Collected data

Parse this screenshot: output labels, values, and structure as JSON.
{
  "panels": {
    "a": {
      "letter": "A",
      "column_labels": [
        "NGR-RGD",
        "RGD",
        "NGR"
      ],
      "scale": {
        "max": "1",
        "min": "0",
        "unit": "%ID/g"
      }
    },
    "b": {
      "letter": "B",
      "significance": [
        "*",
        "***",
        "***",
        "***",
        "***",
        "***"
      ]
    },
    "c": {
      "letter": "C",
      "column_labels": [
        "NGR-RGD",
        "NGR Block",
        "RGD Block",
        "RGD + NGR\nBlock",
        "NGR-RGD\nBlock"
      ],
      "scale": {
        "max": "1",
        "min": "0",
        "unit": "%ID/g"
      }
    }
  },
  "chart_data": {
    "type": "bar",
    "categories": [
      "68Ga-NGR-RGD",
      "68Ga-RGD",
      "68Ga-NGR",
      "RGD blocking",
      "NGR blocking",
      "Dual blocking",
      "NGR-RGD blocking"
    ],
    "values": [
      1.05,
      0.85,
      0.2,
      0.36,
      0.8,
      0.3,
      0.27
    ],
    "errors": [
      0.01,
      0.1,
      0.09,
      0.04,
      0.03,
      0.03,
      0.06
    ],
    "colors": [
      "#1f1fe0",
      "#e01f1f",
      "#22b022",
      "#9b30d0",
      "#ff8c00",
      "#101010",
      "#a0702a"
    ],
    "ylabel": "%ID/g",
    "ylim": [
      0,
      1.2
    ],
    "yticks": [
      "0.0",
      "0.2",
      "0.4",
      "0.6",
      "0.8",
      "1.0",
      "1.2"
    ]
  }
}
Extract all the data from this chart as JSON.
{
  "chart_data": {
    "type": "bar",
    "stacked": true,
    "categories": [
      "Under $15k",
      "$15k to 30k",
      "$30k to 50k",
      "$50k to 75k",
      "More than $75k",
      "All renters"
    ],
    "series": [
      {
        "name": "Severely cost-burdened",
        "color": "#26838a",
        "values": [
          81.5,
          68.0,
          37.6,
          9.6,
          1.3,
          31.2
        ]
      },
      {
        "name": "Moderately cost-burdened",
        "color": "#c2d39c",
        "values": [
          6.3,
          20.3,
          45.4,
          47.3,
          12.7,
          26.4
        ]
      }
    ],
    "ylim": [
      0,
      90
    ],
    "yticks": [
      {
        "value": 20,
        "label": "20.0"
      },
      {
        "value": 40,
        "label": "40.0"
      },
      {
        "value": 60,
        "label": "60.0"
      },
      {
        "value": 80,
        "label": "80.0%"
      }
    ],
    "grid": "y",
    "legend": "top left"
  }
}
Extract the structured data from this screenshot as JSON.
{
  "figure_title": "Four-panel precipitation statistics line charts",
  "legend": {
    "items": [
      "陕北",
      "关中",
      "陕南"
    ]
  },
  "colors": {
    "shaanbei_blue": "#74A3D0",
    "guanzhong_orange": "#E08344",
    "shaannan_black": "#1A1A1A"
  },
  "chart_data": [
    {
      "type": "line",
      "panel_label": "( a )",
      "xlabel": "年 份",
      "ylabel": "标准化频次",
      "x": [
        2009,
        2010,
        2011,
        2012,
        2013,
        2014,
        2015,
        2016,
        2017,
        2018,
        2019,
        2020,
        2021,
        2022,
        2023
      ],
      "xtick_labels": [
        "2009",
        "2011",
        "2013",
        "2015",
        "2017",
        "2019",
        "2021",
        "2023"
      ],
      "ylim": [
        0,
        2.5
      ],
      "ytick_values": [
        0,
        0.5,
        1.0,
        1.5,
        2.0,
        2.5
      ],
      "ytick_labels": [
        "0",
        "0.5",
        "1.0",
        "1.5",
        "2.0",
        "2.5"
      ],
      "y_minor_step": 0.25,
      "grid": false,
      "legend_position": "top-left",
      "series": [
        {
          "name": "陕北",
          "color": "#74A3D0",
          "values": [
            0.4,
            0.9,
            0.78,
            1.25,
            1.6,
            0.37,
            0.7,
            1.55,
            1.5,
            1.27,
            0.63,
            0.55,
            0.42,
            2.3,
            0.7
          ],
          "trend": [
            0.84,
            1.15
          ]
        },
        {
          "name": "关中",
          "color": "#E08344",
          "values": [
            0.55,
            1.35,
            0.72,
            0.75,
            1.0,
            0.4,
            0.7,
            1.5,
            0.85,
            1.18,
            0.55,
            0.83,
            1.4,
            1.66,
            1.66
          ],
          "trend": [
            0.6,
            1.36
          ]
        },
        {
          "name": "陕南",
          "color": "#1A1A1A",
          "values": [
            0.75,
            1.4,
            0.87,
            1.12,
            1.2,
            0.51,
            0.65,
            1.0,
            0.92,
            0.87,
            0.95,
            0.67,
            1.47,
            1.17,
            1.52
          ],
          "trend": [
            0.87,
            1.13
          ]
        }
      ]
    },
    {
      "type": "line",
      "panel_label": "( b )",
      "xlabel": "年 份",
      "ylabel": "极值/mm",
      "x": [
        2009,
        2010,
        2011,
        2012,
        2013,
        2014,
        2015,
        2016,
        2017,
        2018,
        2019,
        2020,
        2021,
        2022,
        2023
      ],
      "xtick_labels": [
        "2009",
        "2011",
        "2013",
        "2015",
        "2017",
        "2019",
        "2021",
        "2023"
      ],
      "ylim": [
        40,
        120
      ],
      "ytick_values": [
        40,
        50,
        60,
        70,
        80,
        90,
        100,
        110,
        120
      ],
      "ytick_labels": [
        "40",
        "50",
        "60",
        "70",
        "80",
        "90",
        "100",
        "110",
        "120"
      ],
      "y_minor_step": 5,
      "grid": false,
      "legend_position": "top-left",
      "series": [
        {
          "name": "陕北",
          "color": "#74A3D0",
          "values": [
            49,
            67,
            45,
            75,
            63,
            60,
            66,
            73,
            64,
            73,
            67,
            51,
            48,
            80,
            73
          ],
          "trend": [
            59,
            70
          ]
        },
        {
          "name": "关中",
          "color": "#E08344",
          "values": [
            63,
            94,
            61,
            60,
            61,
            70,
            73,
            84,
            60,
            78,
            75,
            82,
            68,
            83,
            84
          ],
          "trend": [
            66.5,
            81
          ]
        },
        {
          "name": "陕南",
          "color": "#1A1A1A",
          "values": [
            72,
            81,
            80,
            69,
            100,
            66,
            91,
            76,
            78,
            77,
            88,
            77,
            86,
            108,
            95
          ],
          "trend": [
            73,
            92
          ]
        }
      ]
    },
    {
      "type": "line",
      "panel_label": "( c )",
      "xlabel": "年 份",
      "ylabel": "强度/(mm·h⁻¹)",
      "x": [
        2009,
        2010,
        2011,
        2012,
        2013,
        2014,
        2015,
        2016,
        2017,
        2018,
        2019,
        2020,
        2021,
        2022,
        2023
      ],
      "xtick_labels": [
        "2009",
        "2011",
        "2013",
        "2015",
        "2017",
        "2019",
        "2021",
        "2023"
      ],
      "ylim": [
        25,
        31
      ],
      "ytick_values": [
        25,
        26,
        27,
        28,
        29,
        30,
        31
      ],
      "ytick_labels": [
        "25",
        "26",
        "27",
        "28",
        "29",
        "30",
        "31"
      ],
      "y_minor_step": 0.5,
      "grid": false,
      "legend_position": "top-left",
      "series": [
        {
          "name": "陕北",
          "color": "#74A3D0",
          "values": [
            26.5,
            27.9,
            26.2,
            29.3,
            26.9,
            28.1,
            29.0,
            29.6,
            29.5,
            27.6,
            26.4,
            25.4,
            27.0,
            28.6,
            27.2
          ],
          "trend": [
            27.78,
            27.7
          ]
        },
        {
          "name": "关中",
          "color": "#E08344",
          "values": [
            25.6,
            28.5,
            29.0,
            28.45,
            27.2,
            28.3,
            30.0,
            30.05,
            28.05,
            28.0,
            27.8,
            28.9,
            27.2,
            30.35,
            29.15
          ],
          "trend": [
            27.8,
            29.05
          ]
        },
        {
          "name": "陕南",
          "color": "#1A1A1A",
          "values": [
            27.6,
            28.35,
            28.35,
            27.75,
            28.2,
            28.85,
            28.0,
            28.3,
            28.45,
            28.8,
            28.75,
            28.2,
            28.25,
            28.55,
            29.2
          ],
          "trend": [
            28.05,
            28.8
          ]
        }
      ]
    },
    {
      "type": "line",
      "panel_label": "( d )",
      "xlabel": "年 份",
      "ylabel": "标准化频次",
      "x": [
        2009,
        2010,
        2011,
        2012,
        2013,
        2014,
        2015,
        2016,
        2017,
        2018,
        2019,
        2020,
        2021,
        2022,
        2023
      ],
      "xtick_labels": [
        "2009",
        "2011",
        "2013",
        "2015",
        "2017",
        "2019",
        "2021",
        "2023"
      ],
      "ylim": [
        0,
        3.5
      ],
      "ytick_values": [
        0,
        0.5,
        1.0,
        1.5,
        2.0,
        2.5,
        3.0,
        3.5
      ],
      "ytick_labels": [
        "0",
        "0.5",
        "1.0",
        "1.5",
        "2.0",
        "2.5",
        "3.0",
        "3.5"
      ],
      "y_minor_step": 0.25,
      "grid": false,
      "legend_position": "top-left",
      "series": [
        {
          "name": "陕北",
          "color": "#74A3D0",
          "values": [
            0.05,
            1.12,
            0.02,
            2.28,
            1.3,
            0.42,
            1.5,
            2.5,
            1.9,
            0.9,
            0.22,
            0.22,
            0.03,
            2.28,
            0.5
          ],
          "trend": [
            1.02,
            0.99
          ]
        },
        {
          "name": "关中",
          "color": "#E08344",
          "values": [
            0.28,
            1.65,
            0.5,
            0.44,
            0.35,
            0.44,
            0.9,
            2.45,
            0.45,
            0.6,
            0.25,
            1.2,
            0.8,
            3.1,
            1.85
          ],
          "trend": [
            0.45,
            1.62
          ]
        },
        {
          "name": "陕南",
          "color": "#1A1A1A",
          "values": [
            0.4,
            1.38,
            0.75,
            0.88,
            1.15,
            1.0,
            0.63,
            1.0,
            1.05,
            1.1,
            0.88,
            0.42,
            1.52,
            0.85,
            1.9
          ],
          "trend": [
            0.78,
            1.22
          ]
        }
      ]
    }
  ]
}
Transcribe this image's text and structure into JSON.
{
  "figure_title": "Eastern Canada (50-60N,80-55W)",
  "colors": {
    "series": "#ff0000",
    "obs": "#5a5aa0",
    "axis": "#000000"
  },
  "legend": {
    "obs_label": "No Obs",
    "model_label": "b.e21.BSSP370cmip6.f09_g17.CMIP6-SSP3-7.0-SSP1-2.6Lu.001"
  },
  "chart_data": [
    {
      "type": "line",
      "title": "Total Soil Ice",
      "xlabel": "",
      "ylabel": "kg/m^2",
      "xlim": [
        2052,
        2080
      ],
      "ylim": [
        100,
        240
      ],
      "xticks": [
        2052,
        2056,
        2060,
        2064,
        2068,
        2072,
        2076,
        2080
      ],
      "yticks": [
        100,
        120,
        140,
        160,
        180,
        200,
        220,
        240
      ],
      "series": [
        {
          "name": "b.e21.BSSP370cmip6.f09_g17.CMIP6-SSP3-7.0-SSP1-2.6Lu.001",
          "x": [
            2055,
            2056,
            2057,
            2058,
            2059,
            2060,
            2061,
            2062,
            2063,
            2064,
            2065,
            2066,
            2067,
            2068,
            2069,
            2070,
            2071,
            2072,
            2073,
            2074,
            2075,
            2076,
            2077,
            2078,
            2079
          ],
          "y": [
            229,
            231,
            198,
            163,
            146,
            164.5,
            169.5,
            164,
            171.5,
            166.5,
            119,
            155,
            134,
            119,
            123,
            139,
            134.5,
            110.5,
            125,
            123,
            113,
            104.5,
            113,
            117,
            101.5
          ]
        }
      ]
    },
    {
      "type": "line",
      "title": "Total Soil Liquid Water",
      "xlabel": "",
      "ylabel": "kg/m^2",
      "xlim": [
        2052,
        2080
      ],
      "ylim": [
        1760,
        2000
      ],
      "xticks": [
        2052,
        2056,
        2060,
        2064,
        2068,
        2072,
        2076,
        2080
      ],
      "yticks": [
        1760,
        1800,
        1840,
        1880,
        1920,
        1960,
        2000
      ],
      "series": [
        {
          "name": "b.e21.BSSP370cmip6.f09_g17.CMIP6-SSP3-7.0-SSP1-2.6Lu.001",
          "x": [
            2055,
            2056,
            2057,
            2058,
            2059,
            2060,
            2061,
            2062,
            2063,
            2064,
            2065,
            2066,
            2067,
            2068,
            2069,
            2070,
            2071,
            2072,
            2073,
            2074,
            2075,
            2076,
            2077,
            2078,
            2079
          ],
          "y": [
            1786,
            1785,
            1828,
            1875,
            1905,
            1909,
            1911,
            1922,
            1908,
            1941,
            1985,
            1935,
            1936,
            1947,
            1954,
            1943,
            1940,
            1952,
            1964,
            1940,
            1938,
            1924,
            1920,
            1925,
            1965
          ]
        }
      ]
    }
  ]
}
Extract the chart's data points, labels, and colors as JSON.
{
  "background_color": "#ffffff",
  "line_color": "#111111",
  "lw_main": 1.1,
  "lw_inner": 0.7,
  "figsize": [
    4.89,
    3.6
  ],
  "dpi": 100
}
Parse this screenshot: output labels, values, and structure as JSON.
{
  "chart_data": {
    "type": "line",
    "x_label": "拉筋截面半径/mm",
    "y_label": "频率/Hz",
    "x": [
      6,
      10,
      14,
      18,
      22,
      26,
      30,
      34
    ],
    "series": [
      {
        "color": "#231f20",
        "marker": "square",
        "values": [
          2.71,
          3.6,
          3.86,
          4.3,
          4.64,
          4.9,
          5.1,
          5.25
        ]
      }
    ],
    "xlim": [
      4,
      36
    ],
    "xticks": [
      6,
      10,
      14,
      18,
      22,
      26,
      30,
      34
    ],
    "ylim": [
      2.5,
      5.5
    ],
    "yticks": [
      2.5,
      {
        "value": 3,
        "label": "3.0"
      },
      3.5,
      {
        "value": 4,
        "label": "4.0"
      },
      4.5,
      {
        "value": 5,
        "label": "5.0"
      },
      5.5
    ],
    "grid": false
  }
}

### Aim of the task:
Copy every line of the material in which the word "this" occurs.

### Full answer:
Parse this screenshot: output labels, values, and structure as JSON.
Extract all the data from this chart as JSON.
Extract the structured data from this screenshot as JSON.
Transcribe this image's text and structure into JSON.
Parse this screenshot: output labels, values, and structure as JSON.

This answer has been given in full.